▶ **WHAT THE EXERCISE ASKS**
Return the lines of the material verbatim, from its first line through the line containing "topic-title: 旅游发展现状、问题与对策研究 <box>299", with both ends included.

▶ **EXERCISE MATERIALS**
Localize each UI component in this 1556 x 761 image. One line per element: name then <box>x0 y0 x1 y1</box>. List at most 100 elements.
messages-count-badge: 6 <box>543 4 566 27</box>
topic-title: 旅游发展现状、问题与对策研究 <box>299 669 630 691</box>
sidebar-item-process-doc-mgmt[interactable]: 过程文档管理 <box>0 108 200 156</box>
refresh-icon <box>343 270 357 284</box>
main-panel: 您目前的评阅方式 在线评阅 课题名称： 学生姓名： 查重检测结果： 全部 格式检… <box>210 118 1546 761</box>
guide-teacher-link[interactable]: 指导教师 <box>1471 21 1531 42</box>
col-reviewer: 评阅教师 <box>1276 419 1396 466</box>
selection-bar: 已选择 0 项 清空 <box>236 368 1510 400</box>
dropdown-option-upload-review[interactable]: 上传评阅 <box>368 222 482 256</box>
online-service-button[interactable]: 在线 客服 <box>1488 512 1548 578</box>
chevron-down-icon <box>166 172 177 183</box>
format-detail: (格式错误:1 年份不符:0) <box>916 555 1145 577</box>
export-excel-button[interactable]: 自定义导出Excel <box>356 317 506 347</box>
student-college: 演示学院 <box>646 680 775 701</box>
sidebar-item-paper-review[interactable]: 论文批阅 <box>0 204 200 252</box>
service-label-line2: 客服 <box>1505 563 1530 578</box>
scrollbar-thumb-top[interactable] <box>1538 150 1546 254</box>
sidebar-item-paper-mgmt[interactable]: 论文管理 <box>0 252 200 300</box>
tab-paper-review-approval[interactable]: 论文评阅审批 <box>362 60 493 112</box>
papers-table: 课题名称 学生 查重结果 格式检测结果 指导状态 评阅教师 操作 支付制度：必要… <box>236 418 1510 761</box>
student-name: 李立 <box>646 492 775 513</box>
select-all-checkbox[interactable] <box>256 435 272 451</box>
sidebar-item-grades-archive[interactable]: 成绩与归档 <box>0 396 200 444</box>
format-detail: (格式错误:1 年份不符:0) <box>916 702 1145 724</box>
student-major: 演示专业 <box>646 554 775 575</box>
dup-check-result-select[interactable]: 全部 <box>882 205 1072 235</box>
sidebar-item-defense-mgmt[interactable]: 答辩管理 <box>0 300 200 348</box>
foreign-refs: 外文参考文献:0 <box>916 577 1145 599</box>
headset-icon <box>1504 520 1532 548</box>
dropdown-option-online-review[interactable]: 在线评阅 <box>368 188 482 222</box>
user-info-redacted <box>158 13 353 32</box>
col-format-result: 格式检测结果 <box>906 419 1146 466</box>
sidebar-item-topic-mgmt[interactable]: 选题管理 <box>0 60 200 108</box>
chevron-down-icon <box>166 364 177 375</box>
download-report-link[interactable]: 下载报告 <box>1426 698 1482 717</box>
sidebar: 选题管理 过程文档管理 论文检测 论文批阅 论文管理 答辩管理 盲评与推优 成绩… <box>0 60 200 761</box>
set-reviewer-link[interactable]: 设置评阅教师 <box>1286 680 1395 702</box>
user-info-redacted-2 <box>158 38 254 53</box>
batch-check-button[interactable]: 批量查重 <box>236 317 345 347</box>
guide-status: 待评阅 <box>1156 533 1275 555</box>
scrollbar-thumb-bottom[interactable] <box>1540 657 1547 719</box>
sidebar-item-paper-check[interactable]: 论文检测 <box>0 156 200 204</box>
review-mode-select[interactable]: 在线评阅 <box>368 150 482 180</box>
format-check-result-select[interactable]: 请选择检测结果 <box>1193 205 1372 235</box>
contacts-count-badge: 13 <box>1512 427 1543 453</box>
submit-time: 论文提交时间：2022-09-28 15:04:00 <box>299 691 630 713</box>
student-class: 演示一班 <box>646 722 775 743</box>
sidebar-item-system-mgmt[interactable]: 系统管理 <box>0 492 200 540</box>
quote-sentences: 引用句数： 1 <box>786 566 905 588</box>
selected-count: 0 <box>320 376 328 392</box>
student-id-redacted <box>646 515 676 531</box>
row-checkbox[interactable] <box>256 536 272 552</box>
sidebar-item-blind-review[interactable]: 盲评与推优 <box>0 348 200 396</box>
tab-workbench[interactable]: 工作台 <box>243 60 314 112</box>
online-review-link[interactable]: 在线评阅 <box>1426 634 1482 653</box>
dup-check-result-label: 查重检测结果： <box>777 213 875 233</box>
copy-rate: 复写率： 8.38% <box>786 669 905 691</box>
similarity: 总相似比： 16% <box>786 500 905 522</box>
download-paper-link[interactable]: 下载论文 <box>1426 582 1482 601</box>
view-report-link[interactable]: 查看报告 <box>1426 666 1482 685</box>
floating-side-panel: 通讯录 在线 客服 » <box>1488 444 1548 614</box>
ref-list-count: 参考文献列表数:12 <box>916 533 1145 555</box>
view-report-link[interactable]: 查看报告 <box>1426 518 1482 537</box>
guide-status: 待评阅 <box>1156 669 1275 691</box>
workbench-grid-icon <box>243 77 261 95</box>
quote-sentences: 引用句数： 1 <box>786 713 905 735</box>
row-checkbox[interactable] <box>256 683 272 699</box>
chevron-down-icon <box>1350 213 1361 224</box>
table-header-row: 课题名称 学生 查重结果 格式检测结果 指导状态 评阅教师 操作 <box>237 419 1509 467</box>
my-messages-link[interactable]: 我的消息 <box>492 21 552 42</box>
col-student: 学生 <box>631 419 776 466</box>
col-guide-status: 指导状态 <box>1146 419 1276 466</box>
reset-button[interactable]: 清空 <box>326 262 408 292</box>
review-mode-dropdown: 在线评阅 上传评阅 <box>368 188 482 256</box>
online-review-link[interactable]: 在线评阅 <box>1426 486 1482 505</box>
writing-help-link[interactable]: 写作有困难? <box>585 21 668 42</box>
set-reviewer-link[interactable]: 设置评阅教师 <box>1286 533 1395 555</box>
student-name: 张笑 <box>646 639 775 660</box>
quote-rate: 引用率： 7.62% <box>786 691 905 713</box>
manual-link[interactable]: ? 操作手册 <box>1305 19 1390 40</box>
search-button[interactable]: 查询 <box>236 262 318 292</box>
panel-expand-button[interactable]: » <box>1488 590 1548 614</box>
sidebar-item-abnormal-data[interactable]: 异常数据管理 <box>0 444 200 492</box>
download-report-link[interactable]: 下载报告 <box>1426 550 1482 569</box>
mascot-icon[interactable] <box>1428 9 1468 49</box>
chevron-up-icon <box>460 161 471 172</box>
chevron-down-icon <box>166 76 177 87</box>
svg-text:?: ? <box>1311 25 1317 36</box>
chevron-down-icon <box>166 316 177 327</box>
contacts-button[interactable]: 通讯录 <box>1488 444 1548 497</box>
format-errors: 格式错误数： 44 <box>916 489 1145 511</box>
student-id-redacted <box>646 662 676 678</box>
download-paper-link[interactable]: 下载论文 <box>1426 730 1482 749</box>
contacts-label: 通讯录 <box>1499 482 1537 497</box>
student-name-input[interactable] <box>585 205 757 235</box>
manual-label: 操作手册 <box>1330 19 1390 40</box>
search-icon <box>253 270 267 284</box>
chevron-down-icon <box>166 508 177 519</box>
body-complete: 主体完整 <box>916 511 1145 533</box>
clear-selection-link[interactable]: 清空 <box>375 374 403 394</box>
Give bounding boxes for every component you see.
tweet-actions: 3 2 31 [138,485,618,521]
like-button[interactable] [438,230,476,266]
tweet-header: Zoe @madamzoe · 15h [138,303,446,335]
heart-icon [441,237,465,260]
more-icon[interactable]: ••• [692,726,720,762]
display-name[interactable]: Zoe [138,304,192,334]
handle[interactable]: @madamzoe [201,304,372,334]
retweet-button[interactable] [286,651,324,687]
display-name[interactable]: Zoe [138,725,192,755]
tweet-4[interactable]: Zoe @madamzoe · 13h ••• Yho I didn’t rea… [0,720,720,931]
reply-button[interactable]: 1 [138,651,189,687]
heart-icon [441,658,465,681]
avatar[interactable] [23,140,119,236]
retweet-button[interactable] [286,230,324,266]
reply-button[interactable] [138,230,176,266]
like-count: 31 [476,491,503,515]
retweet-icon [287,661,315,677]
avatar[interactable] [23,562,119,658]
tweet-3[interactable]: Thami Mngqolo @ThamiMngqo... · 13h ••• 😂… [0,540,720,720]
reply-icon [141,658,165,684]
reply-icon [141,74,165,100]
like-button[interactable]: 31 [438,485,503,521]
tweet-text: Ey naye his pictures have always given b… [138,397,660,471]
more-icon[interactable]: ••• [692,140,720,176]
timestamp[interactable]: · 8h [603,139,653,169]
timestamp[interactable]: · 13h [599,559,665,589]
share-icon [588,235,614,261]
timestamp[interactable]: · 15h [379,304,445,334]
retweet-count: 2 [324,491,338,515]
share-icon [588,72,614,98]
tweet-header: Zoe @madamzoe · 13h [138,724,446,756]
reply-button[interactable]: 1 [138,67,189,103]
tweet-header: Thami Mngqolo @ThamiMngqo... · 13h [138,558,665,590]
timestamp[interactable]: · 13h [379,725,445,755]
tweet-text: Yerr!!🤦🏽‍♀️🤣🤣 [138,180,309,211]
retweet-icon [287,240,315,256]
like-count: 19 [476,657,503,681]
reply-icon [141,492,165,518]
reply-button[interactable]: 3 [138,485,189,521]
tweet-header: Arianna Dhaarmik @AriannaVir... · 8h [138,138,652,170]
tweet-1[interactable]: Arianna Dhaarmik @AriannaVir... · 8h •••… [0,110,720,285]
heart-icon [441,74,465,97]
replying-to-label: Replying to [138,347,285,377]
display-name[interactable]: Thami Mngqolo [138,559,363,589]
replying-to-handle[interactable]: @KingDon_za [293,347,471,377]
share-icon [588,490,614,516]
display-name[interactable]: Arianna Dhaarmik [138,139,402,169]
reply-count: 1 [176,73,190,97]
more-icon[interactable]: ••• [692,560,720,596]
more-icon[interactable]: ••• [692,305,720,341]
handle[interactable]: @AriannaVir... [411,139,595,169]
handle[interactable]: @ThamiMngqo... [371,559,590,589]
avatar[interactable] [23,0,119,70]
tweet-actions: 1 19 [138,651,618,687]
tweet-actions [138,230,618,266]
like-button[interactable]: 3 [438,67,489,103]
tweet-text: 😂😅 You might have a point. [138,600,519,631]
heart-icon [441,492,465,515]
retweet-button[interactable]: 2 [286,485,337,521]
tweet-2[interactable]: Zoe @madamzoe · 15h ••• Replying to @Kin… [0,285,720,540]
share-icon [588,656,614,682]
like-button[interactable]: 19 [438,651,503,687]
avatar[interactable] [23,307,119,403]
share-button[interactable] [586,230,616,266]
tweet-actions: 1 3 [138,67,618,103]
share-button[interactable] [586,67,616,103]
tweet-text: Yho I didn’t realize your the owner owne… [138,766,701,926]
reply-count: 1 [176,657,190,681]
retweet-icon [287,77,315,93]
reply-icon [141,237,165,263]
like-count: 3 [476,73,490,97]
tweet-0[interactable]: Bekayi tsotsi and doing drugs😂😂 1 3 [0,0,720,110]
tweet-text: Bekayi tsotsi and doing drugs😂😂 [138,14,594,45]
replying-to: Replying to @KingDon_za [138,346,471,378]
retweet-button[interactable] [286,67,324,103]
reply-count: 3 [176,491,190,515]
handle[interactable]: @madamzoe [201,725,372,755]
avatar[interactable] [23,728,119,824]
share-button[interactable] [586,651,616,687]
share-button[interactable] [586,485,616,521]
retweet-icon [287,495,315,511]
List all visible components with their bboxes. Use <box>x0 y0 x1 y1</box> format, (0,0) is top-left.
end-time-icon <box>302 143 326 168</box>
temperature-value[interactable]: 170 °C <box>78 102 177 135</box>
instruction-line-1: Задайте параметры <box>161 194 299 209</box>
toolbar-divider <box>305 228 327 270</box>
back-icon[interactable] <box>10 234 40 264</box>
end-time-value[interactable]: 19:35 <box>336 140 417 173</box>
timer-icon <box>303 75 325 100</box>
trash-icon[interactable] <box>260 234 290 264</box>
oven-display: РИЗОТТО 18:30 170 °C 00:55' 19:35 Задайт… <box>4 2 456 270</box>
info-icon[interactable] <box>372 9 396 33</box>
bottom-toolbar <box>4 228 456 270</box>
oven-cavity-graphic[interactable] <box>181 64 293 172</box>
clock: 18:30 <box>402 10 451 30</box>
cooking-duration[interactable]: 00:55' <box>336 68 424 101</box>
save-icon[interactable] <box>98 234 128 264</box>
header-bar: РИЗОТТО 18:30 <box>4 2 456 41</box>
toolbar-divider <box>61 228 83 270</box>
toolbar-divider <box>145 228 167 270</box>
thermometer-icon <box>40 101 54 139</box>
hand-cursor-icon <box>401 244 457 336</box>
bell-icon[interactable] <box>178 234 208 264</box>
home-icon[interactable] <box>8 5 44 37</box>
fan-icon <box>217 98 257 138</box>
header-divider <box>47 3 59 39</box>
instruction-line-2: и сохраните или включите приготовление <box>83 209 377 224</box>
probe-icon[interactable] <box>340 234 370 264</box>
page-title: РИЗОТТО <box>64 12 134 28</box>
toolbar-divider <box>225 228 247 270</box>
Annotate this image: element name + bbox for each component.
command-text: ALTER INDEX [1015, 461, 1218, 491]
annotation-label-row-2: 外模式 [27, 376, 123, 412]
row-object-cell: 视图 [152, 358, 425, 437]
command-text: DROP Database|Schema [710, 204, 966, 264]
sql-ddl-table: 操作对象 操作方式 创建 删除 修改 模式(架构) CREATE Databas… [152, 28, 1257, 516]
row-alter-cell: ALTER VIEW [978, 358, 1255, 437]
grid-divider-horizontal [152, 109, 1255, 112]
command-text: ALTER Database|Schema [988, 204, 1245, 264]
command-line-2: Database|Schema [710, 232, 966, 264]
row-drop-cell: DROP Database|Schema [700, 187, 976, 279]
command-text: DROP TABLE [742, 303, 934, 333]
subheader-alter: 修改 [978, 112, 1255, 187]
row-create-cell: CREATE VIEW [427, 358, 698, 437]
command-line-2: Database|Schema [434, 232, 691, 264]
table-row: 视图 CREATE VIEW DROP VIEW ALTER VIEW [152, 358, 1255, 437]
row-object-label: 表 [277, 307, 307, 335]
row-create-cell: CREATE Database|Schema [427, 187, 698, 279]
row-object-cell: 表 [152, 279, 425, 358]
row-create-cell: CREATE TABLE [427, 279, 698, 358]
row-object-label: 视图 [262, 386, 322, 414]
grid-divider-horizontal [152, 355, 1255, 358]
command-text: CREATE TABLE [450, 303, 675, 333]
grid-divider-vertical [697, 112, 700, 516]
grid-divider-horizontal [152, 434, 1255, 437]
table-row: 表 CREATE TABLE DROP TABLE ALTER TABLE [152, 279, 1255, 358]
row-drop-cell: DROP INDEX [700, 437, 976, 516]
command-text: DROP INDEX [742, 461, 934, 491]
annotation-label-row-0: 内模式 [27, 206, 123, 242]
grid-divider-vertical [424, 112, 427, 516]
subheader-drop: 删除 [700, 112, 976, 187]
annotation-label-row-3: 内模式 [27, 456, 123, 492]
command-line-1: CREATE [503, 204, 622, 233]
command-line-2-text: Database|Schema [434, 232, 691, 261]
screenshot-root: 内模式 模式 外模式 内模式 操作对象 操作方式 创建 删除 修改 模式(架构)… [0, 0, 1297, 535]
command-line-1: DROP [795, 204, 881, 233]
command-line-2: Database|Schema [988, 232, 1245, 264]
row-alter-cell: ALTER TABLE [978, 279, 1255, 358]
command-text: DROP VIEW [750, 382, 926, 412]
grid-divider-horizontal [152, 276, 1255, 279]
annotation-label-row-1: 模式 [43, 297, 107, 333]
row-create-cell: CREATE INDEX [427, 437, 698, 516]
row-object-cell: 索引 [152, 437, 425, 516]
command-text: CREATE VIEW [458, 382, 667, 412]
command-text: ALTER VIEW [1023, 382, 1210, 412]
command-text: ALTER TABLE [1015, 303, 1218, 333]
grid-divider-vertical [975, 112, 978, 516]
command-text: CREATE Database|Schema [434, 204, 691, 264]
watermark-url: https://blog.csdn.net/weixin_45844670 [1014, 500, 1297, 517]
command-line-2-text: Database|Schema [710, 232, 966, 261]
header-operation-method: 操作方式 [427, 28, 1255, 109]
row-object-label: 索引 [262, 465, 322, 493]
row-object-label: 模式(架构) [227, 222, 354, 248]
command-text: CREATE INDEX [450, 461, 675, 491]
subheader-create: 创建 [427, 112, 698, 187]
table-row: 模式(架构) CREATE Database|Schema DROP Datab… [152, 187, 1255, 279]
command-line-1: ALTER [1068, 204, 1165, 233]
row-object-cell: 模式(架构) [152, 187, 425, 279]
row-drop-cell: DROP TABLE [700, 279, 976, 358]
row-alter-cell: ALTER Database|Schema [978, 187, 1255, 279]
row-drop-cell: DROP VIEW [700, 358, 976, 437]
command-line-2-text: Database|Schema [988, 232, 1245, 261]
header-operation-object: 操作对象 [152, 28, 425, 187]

▶ **RESULT**
Localize each UI component in this 1556 x 761 image. One line per element: name then <box>x0 y0 x1 y1</box>. List at most 100 elements.
messages-count-badge: 6 <box>543 4 566 27</box>
topic-title: 旅游发展现状、问题与对策研究 <box>299 669 630 691</box>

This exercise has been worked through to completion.